**Set exercise**.
Search the material below for the string "Address" and list each line that holds it.
***** Given records *****
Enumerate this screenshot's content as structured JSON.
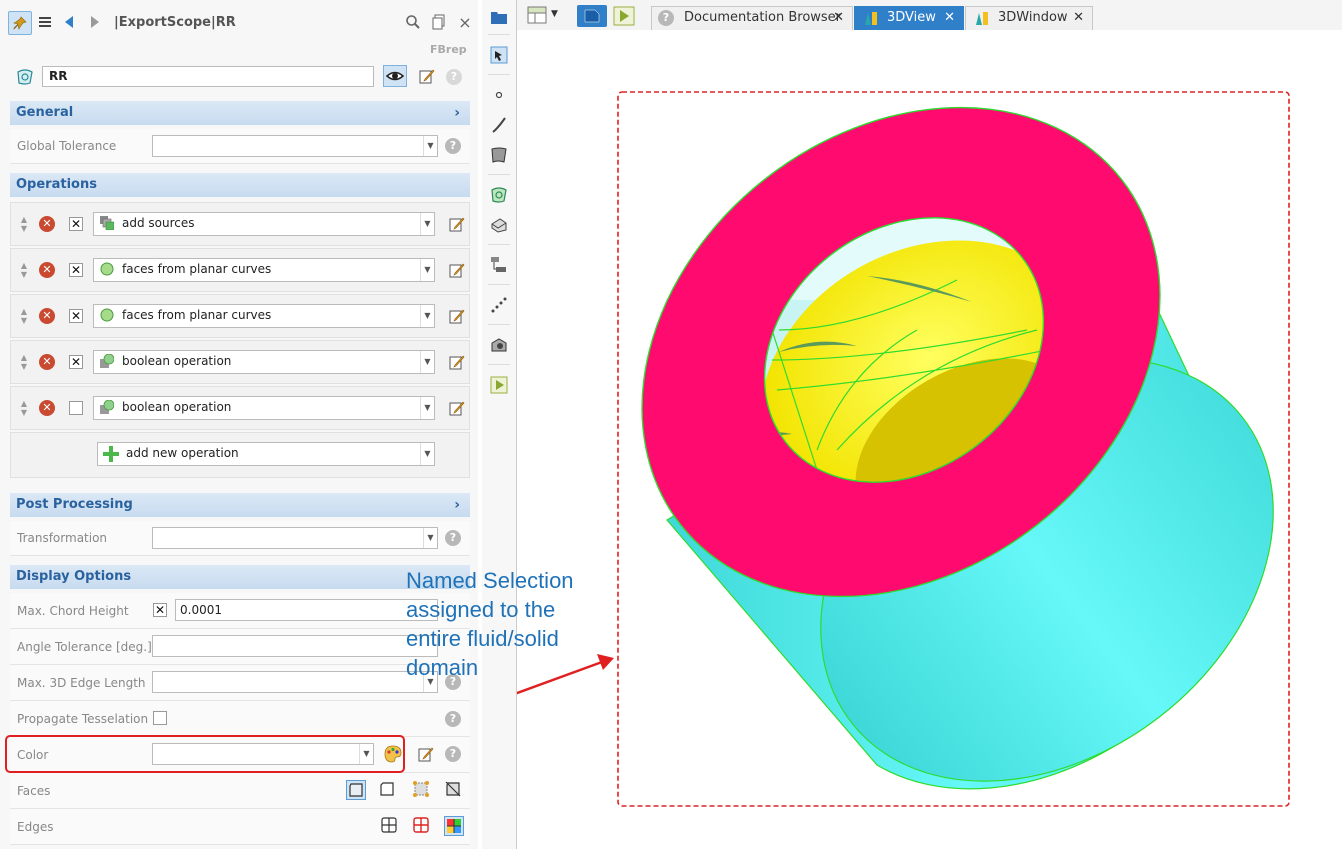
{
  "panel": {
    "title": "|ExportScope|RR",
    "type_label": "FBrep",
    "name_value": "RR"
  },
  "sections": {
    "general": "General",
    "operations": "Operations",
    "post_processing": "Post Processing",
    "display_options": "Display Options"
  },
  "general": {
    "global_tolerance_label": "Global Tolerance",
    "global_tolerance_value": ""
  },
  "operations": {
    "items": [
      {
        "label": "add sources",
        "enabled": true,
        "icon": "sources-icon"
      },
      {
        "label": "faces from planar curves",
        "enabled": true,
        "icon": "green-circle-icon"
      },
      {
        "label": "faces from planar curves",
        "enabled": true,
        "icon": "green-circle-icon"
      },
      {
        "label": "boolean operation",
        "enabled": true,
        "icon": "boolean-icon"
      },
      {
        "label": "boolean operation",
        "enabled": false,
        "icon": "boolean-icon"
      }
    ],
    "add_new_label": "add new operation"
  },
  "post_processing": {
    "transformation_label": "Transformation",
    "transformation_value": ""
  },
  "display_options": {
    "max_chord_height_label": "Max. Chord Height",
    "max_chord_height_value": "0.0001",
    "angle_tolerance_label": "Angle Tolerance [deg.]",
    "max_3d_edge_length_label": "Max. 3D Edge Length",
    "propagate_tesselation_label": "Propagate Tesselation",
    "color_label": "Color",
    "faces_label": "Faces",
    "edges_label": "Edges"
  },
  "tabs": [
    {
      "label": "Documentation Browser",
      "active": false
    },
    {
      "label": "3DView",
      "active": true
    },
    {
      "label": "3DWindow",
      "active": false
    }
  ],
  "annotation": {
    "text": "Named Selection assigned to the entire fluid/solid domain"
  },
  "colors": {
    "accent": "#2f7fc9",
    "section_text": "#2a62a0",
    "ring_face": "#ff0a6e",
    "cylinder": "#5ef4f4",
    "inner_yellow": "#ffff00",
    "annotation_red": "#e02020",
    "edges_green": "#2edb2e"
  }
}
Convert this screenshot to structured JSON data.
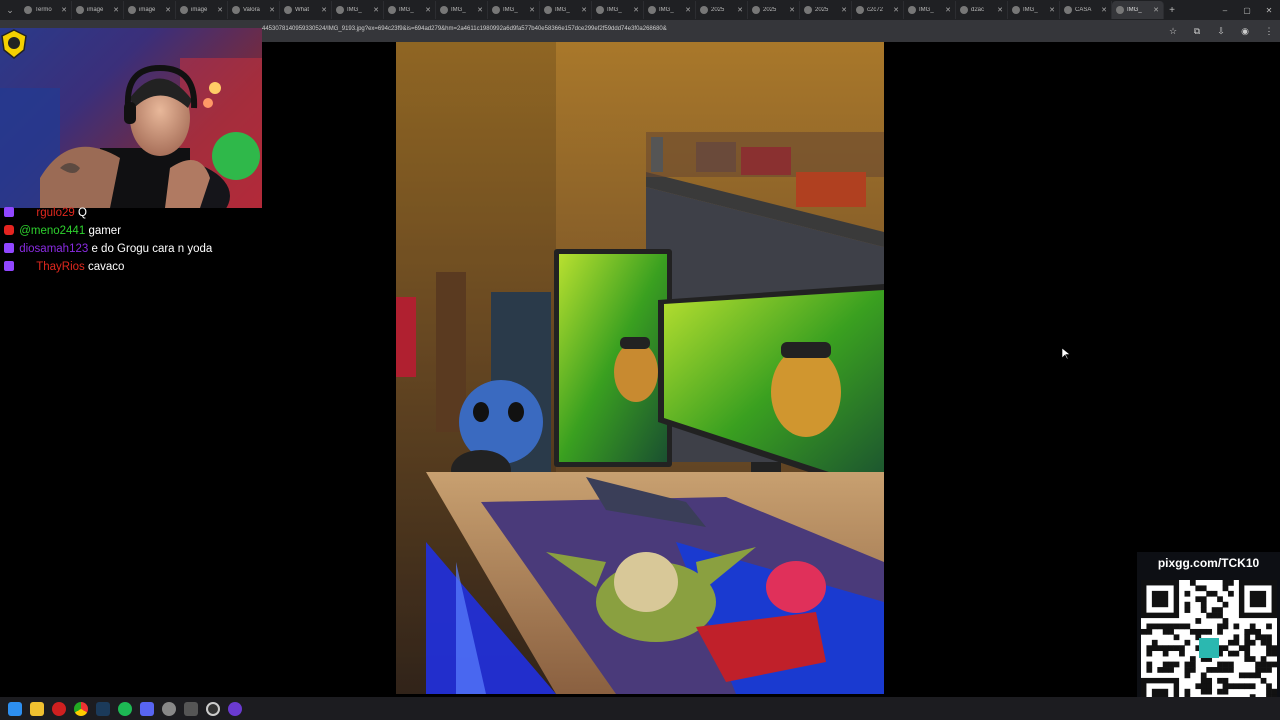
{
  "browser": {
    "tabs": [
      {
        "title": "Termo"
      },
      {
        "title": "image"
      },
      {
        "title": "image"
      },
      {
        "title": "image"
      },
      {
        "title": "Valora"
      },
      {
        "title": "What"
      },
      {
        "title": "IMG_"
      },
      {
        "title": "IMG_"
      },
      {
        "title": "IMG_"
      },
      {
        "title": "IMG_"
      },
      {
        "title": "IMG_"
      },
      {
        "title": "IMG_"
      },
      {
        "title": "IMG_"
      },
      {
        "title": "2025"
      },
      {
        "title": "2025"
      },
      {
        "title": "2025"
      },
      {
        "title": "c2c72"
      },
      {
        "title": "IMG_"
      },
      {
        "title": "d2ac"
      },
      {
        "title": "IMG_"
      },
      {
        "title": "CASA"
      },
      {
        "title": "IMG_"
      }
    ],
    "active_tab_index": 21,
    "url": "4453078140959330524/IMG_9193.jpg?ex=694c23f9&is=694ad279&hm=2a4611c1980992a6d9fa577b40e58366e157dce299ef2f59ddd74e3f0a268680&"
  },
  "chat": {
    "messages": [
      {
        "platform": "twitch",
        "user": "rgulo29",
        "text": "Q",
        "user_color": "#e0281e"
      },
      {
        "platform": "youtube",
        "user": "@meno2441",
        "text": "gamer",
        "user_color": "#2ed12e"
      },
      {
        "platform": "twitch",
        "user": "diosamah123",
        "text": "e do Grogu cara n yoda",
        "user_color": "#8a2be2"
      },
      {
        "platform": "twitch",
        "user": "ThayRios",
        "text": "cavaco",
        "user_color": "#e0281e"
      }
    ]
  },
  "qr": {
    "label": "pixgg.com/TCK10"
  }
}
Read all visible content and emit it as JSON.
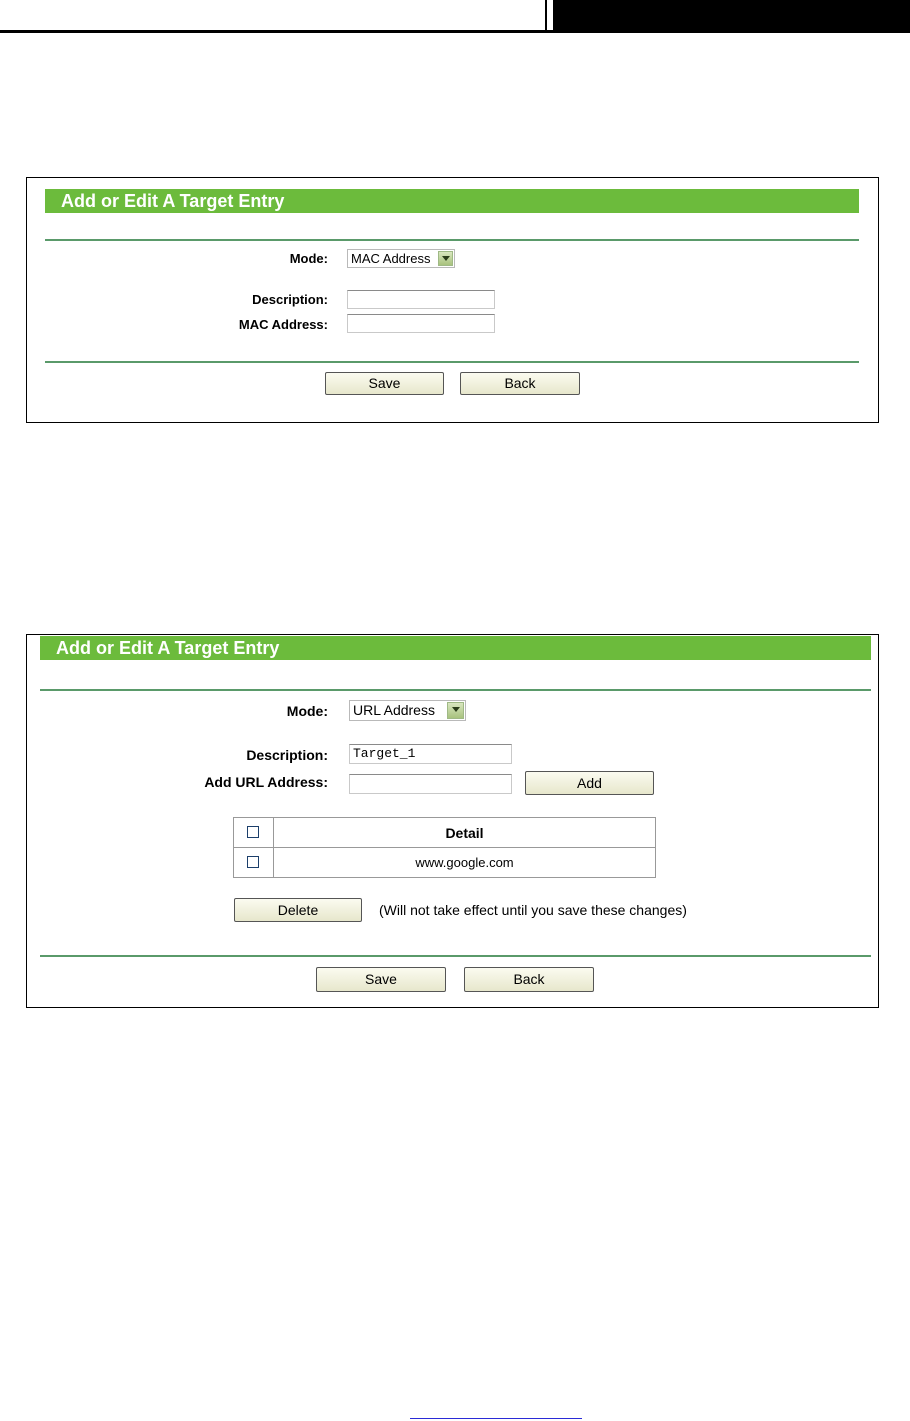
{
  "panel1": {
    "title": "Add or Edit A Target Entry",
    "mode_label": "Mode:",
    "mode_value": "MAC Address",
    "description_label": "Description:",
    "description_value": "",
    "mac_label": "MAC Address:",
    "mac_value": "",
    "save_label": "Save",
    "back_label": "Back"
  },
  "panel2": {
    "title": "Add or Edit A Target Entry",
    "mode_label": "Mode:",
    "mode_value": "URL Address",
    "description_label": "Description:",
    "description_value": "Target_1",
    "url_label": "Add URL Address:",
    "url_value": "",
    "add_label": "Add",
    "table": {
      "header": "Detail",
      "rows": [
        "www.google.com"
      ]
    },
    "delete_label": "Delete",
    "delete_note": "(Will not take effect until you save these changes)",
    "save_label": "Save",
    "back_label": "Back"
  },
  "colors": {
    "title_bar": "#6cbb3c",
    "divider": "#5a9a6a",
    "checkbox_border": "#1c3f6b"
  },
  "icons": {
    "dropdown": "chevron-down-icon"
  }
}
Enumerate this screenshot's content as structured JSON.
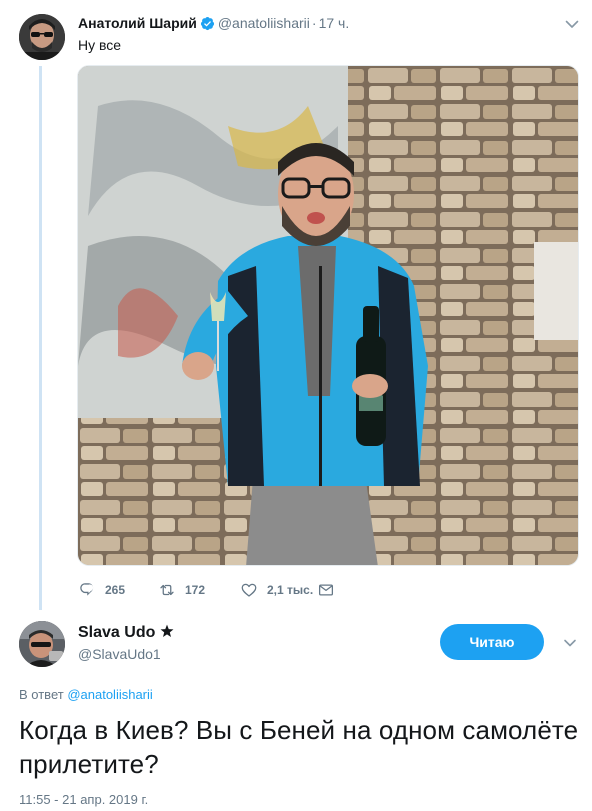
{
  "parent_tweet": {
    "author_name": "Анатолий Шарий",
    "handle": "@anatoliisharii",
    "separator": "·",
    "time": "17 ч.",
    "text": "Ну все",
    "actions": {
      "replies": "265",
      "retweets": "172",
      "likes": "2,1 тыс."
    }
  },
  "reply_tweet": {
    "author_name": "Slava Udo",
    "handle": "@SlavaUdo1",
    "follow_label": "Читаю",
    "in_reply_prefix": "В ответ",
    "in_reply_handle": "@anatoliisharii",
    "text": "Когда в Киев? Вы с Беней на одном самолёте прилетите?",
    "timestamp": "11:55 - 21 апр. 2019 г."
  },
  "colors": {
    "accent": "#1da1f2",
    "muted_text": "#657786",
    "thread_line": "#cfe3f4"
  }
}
*****
**Task solution**.
    "mode_value": "MAC Address",
    "mac_label": "MAC Address:",
    "mode_value": "URL Address",
    "url_label": "Add URL Address:",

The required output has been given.